- What this task involves
Copy the passage from the footballer's profile starting with "Austrian footballer (born" and going on through "country's top-tier Veikkausliiga.".

- Extract to read
Segment Open

Benjamin Mulahalilović

Personal information
- Date of birth: 21 October 1998 (age 27)
- Height: 1.80 m (5 ft 11 in)
- Position: Defensive midfielder

Team information
- Current team: ATUS Velden
- Number: 99

Youth career
- 2004–2012: Faakersee
- AKA Kärnten
- Austria Wien

Senior career*
- Years: Team / Apps / (Gls)
- 2016–2017: Austria Wien II / 2 / (0)
- 2017–2018: Wolfsberger AC II / 30 / (1)
- 2018–2022: Marchfeld Donauauen / 78 / (12)
- 2022–2024: SV Horn / 59 / (8)
- 2024: Lahti / 14 / (0)
- 2025: Riteriai / 17 / (1)
- 2026–: ATUS Velden / 15 / (3)

= Benjamin Mulahalilovic =

Austrian footballer (born 1998)

Benjamin Mulahalilović (born 21 October 1998) is an Austrian professional footballer who plays as a defensive midfielder for ATUS Velden.

==Club career==
On 23 June 2022, Mulahalilovic signed with SV Horn in 2. Liga Austria, and was eventually appointed the team captain.

On 26 June 2024, he moved to Finland and signed with FC Lahti in the country's top-tier Veikkausliiga.

On 6 March 2025, it was announced that Mulahalilovic had signed with Riteriai in Lithuanian A Lyga.

Segment Closed

Dataset excerpts

Segment Open

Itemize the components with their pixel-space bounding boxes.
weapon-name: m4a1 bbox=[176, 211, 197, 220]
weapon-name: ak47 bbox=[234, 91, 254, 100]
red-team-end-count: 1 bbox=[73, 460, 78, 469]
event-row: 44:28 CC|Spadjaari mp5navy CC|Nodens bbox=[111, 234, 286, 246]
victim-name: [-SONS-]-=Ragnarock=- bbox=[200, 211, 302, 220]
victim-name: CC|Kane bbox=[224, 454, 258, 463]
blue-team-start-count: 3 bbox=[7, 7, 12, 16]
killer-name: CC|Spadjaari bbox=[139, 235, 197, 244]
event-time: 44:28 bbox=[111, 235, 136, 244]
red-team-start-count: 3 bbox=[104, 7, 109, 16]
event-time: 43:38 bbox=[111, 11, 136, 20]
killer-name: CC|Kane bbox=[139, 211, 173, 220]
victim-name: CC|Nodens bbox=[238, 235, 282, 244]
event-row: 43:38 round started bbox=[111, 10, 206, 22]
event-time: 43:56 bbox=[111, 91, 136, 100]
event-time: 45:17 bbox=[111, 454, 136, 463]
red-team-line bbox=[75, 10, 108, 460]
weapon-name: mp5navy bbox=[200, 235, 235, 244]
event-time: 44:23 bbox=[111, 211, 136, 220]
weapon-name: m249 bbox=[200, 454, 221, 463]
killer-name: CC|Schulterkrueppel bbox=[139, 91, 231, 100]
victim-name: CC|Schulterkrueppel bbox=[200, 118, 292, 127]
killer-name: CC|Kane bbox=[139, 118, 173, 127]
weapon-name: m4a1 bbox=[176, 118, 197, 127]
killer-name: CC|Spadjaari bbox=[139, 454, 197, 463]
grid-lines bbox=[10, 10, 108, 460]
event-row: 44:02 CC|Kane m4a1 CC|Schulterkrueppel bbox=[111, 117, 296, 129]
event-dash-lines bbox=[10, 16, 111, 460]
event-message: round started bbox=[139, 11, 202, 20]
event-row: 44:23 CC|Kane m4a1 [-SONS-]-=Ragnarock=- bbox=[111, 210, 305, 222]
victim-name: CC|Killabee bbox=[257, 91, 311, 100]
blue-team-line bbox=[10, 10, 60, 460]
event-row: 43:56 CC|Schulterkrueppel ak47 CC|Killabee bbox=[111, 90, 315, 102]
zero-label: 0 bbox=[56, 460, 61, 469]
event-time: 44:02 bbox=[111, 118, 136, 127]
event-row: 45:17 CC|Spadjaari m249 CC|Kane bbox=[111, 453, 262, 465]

Segment Closed

- Answer section
Austrian footballer (born 1998)

Benjamin Mulahalilović (born 21 October 1998) is an Austrian professional footballer who plays as a defensive midfielder for ATUS Velden.

==Club career==
On 23 June 2022, Mulahalilovic signed with SV Horn in 2. Liga Austria, and was eventually appointed the team captain.

On 26 June 2024, he moved to Finland and signed with FC Lahti in the country's top-tier Veikkausliiga.